To be done: Extract the data exactly, missing nothing.

(Extracted records)
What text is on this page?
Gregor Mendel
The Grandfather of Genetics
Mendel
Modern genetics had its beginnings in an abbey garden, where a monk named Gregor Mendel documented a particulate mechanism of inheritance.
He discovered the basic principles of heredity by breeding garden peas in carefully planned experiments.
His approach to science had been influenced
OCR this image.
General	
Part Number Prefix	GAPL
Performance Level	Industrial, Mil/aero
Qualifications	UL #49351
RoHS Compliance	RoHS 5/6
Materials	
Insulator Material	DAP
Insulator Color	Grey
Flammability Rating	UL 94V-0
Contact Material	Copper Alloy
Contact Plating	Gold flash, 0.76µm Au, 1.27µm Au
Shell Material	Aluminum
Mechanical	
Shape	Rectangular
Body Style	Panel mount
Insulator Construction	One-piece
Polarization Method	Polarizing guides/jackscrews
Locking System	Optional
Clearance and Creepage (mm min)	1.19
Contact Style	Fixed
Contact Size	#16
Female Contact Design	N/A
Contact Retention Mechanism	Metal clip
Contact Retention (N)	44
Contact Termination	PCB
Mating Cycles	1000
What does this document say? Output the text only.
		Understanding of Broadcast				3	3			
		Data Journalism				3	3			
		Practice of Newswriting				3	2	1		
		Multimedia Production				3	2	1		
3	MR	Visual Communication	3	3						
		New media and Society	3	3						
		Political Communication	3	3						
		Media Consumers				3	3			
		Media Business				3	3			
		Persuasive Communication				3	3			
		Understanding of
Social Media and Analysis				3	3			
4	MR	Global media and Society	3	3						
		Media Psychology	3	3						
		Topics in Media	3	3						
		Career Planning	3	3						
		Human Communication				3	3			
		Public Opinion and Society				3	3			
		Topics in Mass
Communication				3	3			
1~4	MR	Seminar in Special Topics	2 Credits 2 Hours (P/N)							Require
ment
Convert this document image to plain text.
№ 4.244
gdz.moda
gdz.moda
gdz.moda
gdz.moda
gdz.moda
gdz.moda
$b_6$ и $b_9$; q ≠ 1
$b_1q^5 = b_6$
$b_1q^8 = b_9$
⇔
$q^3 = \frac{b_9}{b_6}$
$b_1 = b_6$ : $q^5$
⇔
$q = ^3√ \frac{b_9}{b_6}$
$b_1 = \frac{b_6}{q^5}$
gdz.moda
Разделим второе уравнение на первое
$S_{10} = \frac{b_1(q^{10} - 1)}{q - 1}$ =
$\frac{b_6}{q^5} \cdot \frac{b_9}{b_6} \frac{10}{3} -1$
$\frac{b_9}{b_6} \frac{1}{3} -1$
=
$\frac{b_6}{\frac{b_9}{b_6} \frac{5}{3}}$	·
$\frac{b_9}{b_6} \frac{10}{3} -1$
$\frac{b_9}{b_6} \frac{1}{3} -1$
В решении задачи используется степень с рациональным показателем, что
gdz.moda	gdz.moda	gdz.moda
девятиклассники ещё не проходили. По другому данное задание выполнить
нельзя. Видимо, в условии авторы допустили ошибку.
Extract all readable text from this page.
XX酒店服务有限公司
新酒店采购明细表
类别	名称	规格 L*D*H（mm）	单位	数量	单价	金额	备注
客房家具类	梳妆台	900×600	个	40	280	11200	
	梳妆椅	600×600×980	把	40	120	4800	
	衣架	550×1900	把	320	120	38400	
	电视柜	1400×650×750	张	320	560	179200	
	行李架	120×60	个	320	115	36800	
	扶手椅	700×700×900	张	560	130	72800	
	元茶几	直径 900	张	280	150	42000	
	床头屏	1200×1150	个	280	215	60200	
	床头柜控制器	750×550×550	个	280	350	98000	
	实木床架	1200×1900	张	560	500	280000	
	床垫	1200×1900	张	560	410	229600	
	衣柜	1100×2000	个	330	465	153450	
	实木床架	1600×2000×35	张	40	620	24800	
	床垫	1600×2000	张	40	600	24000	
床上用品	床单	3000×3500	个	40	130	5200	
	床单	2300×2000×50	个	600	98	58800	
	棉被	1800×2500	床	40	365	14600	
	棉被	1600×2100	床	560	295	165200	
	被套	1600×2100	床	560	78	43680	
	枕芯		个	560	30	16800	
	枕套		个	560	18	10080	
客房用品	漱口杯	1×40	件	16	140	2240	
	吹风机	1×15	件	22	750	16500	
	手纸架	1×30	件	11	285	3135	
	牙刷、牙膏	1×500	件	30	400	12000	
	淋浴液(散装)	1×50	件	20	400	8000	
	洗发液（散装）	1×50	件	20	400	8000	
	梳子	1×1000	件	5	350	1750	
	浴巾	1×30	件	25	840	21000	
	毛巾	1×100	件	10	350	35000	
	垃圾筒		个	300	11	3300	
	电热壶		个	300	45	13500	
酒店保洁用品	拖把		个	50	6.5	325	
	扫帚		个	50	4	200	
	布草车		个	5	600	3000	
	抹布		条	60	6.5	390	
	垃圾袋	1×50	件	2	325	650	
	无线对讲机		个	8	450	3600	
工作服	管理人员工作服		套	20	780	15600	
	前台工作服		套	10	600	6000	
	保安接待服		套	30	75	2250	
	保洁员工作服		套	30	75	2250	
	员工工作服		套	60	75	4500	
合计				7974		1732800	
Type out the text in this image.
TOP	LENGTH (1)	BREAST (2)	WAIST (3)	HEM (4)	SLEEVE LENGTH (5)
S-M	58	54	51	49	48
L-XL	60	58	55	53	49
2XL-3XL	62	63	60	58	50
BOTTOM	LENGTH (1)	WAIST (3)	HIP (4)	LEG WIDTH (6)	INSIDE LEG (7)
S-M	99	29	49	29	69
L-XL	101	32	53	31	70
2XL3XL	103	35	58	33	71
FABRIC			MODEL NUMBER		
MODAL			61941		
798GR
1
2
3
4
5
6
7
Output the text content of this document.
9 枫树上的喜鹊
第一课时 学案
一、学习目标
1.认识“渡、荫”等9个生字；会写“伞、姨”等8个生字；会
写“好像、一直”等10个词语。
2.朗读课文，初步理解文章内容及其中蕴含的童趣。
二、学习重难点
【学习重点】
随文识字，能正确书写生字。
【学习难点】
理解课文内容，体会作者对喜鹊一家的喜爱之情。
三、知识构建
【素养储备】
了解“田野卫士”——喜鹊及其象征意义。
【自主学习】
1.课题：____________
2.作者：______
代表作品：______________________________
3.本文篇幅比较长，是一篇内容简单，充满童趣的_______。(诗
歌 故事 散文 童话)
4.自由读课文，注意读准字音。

Answer to this task:
What text is on this page?
Gregor Mendel
The Grandfather of Genetics
Mendel
Modern genetics had its beginnings in an abbey garden, where a monk named Gregor Mendel documented a particulate mechanism of inheritance.
He discovered the basic principles of heredity by breeding garden peas in carefully planned experiments.
His approach to science had been influenced
OCR this image.
General	
Part Number Prefix	GAPL
Performance Level	Industrial, Mil/aero
Qualifications	UL #49351
RoHS Compliance	RoHS 5/6
Materials	
Insulator Material	DAP
Insulator Color	Grey
Flammability Rating	UL 94V-0
Contact Material	Copper Alloy
Contact Plating	Gold flash, 0.76µm Au, 1.27µm Au
Shell Material	Aluminum
Mechanical	
Shape	Rectangular
Body Style	Panel mount
Insulator Construction	One-piece
Polarization Method	Polarizing guides/jackscrews
Locking System	Optional
Clearance and Creepage (mm min)	1.19
Contact Style	Fixed
Contact Size	#16
Female Contact Design	N/A
Contact Retention Mechanism	Metal clip
Contact Retention (N)	44
Contact Termination	PCB
Mating Cycles	1000
What does this document say? Output the text only.
		Understanding of Broadcast				3	3			
		Data Journalism				3	3			
		Practice of Newswriting				3	2	1		
		Multimedia Production				3	2	1		
3	MR	Visual Communication	3	3						
		New media and Society	3	3						
		Political Communication	3	3						
		Media Consumers				3	3			
		Media Business				3	3			
		Persuasive Communication				3	3			
		Understanding of
Social Media and Analysis				3	3			
4	MR	Global media and Society	3	3						
		Media Psychology	3	3						
		Topics in Media	3	3						
		Career Planning	3	3						
		Human Communication				3	3			
		Public Opinion and Society				3	3			
		Topics in Mass
Communication				3	3			
1~4	MR	Seminar in Special Topics	2 Credits 2 Hours (P/N)							Require
ment
Convert this document image to plain text.
№ 4.244
gdz.moda
gdz.moda
gdz.moda
gdz.moda
gdz.moda
gdz.moda
$b_6$ и $b_9$; q ≠ 1
$b_1q^5 = b_6$
$b_1q^8 = b_9$
⇔
$q^3 = \frac{b_9}{b_6}$
$b_1 = b_6$ : $q^5$
⇔
$q = ^3√ \frac{b_9}{b_6}$
$b_1 = \frac{b_6}{q^5}$
gdz.moda
Разделим второе уравнение на первое
$S_{10} = \frac{b_1(q^{10} - 1)}{q - 1}$ =
$\frac{b_6}{q^5} \cdot \frac{b_9}{b_6} \frac{10}{3} -1$
$\frac{b_9}{b_6} \frac{1}{3} -1$
=
$\frac{b_6}{\frac{b_9}{b_6} \frac{5}{3}}$	·
$\frac{b_9}{b_6} \frac{10}{3} -1$
$\frac{b_9}{b_6} \frac{1}{3} -1$
В решении задачи используется степень с рациональным показателем, что
gdz.moda	gdz.moda	gdz.moda
девятиклассники ещё не проходили. По другому данное задание выполнить
нельзя. Видимо, в условии авторы допустили ошибку.
Extract all readable text from this page.
XX酒店服务有限公司
新酒店采购明细表
类别	名称	规格 L*D*H（mm）	单位	数量	单价	金额	备注
客房家具类	梳妆台	900×600	个	40	280	11200	
	梳妆椅	600×600×980	把	40	120	4800	
	衣架	550×1900	把	320	120	38400	
	电视柜	1400×650×750	张	320	560	179200	
	行李架	120×60	个	320	115	36800	
	扶手椅	700×700×900	张	560	130	72800	
	元茶几	直径 900	张	280	150	42000	
	床头屏	1200×1150	个	280	215	60200	
	床头柜控制器	750×550×550	个	280	350	98000	
	实木床架	1200×1900	张	560	500	280000	
	床垫	1200×1900	张	560	410	229600	
	衣柜	1100×2000	个	330	465	153450	
	实木床架	1600×2000×35	张	40	620	24800	
	床垫	1600×2000	张	40	600	24000	
床上用品	床单	3000×3500	个	40	130	5200	
	床单	2300×2000×50	个	600	98	58800	
	棉被	1800×2500	床	40	365	14600	
	棉被	1600×2100	床	560	295	165200	
	被套	1600×2100	床	560	78	43680	
	枕芯		个	560	30	16800	
	枕套		个	560	18	10080	
客房用品	漱口杯	1×40	件	16	140	2240	
	吹风机	1×15	件	22	750	16500	
	手纸架	1×30	件	11	285	3135	
	牙刷、牙膏	1×500	件	30	400	12000	
	淋浴液(散装)	1×50	件	20	400	8000	
	洗发液（散装）	1×50	件	20	400	8000	
	梳子	1×1000	件	5	350	1750	
	浴巾	1×30	件	25	840	21000	
	毛巾	1×100	件	10	350	35000	
	垃圾筒		个	300	11	3300	
	电热壶		个	300	45	13500	
酒店保洁用品	拖把		个	50	6.5	325	
	扫帚		个	50	4	200	
	布草车		个	5	600	3000	
	抹布		条	60	6.5	390	
	垃圾袋	1×50	件	2	325	650	
	无线对讲机		个	8	450	3600	
工作服	管理人员工作服		套	20	780	15600	
	前台工作服		套	10	600	6000	
	保安接待服		套	30	75	2250	
	保洁员工作服		套	30	75	2250	
	员工工作服		套	60	75	4500	
合计				7974		1732800	
Type out the text in this image.
TOP	LENGTH (1)	BREAST (2)	WAIST (3)	HEM (4)	SLEEVE LENGTH (5)
S-M	58	54	51	49	48
L-XL	60	58	55	53	49
2XL-3XL	62	63	60	58	50
BOTTOM	LENGTH (1)	WAIST (3)	HIP (4)	LEG WIDTH (6)	INSIDE LEG (7)
S-M	99	29	49	29	69
L-XL	101	32	53	31	70
2XL3XL	103	35	58	33	71
FABRIC			MODEL NUMBER		
MODAL			61941		
798GR
1
2
3
4
5
6
7
Output the text content of this document.
9 枫树上的喜鹊
第一课时 学案
一、学习目标
1.认识“渡、荫”等9个生字；会写“伞、姨”等8个生字；会
写“好像、一直”等10个词语。
2.朗读课文，初步理解文章内容及其中蕴含的童趣。
二、学习重难点
【学习重点】
随文识字，能正确书写生字。
【学习难点】
理解课文内容，体会作者对喜鹊一家的喜爱之情。
三、知识构建
【素养储备】
了解“田野卫士”——喜鹊及其象征意义。
【自主学习】
1.课题：____________
2.作者：______
代表作品：______________________________
3.本文篇幅比较长，是一篇内容简单，充满童趣的_______。(诗
歌 故事 散文 童话)
4.自由读课文，注意读准字音。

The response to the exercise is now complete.